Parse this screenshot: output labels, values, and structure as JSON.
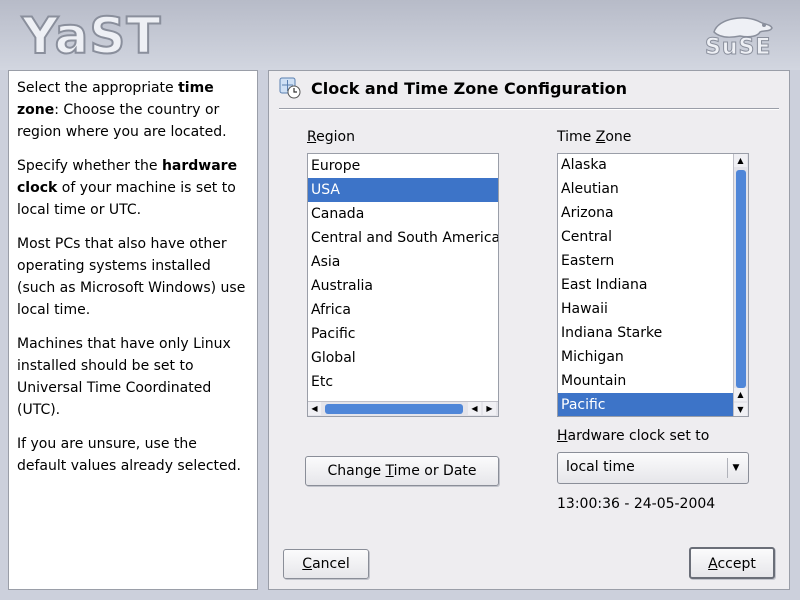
{
  "header": {
    "logo_text": "YaST",
    "brand_text": "SuSE"
  },
  "help": {
    "paragraphs": [
      {
        "pre": "Select the appropriate ",
        "bold": "time zone",
        "post": ": Choose the country or region where you are located."
      },
      {
        "pre": "Specify whether the ",
        "bold": "hardware clock",
        "post": " of your machine is set to local time or UTC."
      },
      {
        "pre": "Most PCs that also have other operating systems installed (such as Microsoft Windows) use local time.",
        "bold": "",
        "post": ""
      },
      {
        "pre": "Machines that have only Linux installed should be set to Universal Time Coordinated (UTC).",
        "bold": "",
        "post": ""
      },
      {
        "pre": "If you are unsure, use the default values already selected.",
        "bold": "",
        "post": ""
      }
    ]
  },
  "dialog": {
    "title": "Clock and Time Zone Configuration",
    "region_label_u": "R",
    "region_label_rest": "egion",
    "region_items": [
      "Europe",
      "USA",
      "Canada",
      "Central and South America",
      "Asia",
      "Australia",
      "Africa",
      "Pacific",
      "Global",
      "Etc"
    ],
    "region_selected": "USA",
    "tz_label_pre": "Time ",
    "tz_label_u": "Z",
    "tz_label_rest": "one",
    "tz_items": [
      "Alaska",
      "Aleutian",
      "Arizona",
      "Central",
      "Eastern",
      "East Indiana",
      "Hawaii",
      "Indiana Starke",
      "Michigan",
      "Mountain",
      "Pacific"
    ],
    "tz_selected": "Pacific",
    "change_btn_pre": "Change ",
    "change_btn_u": "T",
    "change_btn_rest": "ime or Date",
    "hwclock_label_u": "H",
    "hwclock_label_rest": "ardware clock set to",
    "hwclock_value": "local time",
    "datetime": "13:00:36 - 24-05-2004",
    "cancel_u": "C",
    "cancel_rest": "ancel",
    "accept_u": "A",
    "accept_rest": "ccept"
  },
  "colors": {
    "selection": "#3d74c8",
    "scroll_thumb": "#4f86d8"
  }
}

- - -

§ **To do**: Pull out all lines from the entries above that include the word "installed".

§ **Written response**:
        "pre": "Most PCs that also have other operating systems installed (such as Microsoft Windows) use local time.",
        "pre": "Machines that have only Linux installed should be set to Universal Time Coordinated (UTC).",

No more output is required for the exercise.